(WORK TO DO) Wherever the word "name" turns up in a line of the entries, copy that line.

# START OF DATA PROVIDED

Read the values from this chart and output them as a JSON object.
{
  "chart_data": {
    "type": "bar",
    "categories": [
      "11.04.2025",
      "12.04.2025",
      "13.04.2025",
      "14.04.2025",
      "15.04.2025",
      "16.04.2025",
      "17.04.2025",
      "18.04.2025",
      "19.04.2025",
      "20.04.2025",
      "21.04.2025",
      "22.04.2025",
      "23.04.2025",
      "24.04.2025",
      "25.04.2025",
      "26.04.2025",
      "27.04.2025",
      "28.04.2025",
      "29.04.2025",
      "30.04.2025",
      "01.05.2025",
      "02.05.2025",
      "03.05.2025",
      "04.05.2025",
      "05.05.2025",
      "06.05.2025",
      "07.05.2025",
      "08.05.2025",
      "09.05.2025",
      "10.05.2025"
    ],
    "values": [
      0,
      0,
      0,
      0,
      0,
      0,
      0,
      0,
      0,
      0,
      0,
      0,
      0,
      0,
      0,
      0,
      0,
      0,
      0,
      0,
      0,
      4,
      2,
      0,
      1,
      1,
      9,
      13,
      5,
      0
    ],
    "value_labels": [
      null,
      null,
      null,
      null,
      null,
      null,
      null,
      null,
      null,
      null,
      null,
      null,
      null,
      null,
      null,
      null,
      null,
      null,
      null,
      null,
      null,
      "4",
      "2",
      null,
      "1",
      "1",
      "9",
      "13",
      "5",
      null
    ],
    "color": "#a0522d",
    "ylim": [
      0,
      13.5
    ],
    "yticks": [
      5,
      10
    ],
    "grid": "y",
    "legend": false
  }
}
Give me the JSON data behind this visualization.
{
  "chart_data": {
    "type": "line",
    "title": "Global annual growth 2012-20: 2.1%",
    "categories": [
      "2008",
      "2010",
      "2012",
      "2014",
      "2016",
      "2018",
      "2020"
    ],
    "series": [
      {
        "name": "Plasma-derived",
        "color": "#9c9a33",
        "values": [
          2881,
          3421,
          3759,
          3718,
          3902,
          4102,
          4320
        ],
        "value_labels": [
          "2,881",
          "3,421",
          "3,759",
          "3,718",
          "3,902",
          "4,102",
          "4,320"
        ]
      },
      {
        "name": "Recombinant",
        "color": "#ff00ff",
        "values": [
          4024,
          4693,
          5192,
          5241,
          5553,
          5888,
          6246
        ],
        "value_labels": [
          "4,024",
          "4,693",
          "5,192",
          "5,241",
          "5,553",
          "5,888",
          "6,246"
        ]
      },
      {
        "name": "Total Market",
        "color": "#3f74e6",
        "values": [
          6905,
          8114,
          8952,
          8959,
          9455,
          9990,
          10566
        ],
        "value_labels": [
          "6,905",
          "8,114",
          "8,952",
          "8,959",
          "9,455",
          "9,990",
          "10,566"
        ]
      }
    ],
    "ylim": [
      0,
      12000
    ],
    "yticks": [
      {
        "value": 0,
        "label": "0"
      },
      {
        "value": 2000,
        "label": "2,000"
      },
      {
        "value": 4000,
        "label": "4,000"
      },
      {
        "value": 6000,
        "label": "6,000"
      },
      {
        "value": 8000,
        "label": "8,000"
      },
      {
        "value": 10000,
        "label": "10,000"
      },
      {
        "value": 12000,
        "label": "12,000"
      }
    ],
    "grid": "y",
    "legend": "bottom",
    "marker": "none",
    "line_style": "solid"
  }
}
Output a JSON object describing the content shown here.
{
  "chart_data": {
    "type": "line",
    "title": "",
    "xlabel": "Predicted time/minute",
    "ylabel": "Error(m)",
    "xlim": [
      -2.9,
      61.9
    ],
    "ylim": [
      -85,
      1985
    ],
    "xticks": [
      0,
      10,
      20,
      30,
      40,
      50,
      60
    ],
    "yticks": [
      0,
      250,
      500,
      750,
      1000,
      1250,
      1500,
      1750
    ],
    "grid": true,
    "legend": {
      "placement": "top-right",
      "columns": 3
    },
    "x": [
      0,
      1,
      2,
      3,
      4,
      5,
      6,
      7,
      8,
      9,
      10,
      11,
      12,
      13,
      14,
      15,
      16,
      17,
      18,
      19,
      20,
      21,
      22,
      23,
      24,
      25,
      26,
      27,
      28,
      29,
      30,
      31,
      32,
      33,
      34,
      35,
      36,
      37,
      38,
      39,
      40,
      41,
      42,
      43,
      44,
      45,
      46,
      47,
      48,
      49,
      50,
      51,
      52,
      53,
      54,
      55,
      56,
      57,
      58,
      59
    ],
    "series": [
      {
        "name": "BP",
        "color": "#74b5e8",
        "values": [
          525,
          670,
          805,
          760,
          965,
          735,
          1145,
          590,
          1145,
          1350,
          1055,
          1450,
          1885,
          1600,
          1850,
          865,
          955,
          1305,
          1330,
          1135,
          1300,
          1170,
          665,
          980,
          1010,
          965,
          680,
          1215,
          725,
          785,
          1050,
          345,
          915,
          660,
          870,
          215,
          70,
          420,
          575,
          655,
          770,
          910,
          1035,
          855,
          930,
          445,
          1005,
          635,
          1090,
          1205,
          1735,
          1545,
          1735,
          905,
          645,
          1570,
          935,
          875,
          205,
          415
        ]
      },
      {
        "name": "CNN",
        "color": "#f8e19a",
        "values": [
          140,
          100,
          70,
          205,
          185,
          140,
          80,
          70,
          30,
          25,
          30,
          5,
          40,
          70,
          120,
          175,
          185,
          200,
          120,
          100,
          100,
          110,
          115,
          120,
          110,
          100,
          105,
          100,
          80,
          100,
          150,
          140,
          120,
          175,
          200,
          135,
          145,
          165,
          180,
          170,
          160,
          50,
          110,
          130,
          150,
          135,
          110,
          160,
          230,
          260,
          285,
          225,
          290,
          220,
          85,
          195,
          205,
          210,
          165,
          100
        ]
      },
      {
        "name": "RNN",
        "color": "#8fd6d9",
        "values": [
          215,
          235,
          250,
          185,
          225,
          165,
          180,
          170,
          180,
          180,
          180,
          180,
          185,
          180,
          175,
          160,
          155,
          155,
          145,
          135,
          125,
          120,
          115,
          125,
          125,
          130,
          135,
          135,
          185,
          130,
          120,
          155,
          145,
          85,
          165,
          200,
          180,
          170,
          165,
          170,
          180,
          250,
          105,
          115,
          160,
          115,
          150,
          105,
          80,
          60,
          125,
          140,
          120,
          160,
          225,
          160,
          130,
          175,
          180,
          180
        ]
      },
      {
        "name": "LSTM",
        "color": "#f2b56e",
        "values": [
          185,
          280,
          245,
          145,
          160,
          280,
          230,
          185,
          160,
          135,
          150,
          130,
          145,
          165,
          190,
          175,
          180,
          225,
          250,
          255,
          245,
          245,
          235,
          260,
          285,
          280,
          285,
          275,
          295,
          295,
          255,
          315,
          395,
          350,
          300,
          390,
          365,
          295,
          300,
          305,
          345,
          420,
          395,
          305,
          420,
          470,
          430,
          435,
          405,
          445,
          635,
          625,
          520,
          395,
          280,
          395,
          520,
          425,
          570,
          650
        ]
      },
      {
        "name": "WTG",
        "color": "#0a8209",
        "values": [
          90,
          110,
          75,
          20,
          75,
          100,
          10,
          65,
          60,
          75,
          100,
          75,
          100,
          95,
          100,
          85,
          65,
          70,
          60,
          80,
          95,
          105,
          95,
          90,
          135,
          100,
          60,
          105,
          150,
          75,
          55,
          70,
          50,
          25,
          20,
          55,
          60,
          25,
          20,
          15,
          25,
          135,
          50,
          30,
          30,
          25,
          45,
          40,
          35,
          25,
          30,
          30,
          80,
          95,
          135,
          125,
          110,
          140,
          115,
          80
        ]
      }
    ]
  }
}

# END OF DATA PROVIDED

(TASK RESULT)
        "name": "Plasma-derived",
        "name": "Recombinant",
        "name": "Total Market",
        "name": "BP",
        "name": "CNN",
        "name": "RNN",
        "name": "LSTM",
        "name": "WTG",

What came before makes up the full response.